>> BEGIN Data shown

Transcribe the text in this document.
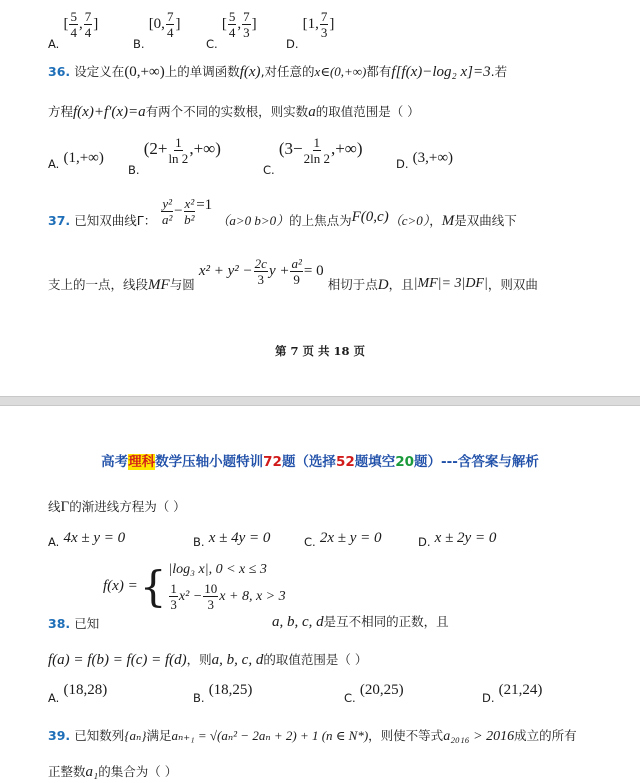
A. [ $\frac{5}{4}$ , $\frac{7}{4}$ ]
B. [0, $\frac{7}{4}$ ]
C. [ $\frac{5}{4}$ , $\frac{7}{3}$ ]
D. [1, $\frac{7}{3}$ ]
36. 设定义在(0,+∞)上的单调函数f(x),对任意的x∈(0,+∞)都有f[f(x)−log₂ x]=3.若
方程f(x)+f′(x)=a有两个不同的实数根，则实数a的取值范围是（ ）
A. (1,+∞)
B. ($2+ \frac{1}{\ln 2}$ ,+∞)
C. ($3- \frac{1}{2\ln 2}$ ,+∞)
D. (3,+∞)
37. 已知双曲线Γ： $\frac{\text{y²}}{\text{a²}} - \frac{\text{x²}}{\text{b²}} =1$ （a>0 b>0）的上焦点为F(0,c)（c>0），M是双曲线下
支上的一点，线段MF与圆 $x^2 + y^2 - \frac{2c}{3}$ $y + \frac{\text{a²}}{9} = 0$ 相切于点D，且|MF|= 3|DF|，则双曲
第 7 页 共 18 页
高考理科数学压轴小题特训72题（选择52题填空20题）---含答案与解析
线Γ的渐进线方程为（ ）
A. 4x ± y = 0	B. x ± 4y = 0	C. 2x ± y = 0	D. x ± 2y = 0
f(x) = { |log₃ x|, 0 < x ≤ 3
$\frac{1}{3} x^2 - \frac{10}{3}$ x + 8, x > 3
38. 已知	a, b, c, d是互不相同的正数，且
f(a) = f(b) = f(c) = f(d)，则a, b, c, d的取值范围是（ ）
A. (18,28)	B. (18,25)	C. (20,25)	D. (21,24)
39. 已知数列{aₙ}满足aₙ₊₁ = √(aₙ² − 2aₙ + 2) + 1 (n ∈ N*)，则使不等式a₂₀₁₆ > 2016成立的所有
正整数a₁的集合为（ ）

>> END Data shown

From the listing above, print every entry precisely and drop the pictures.

→ **Finished task**:
Transcribe the text in this document.
A. [ $\frac{5}{4}$ , $\frac{7}{4}$ ]
B. [0, $\frac{7}{4}$ ]
C. [ $\frac{5}{4}$ , $\frac{7}{3}$ ]
D. [1, $\frac{7}{3}$ ]
36. 设定义在(0,+∞)上的单调函数f(x),对任意的x∈(0,+∞)都有f[f(x)−log₂ x]=3.若
方程f(x)+f′(x)=a有两个不同的实数根，则实数a的取值范围是（ ）
A. (1,+∞)
B. ($2+ \frac{1}{\ln 2}$ ,+∞)
C. ($3- \frac{1}{2\ln 2}$ ,+∞)
D. (3,+∞)
37. 已知双曲线Γ： $\frac{\text{y²}}{\text{a²}} - \frac{\text{x²}}{\text{b²}} =1$ （a>0 b>0）的上焦点为F(0,c)（c>0），M是双曲线下
支上的一点，线段MF与圆 $x^2 + y^2 - \frac{2c}{3}$ $y + \frac{\text{a²}}{9} = 0$ 相切于点D，且|MF|= 3|DF|，则双曲
第 7 页 共 18 页
高考理科数学压轴小题特训72题（选择52题填空20题）---含答案与解析
线Γ的渐进线方程为（ ）
A. 4x ± y = 0	B. x ± 4y = 0	C. 2x ± y = 0	D. x ± 2y = 0
f(x) = { |log₃ x|, 0 < x ≤ 3
$\frac{1}{3} x^2 - \frac{10}{3}$ x + 8, x > 3
38. 已知	a, b, c, d是互不相同的正数，且
f(a) = f(b) = f(c) = f(d)，则a, b, c, d的取值范围是（ ）
A. (18,28)	B. (18,25)	C. (20,25)	D. (21,24)
39. 已知数列{aₙ}满足aₙ₊₁ = √(aₙ² − 2aₙ + 2) + 1 (n ∈ N*)，则使不等式a₂₀₁₆ > 2016成立的所有
正整数a₁的集合为（ ）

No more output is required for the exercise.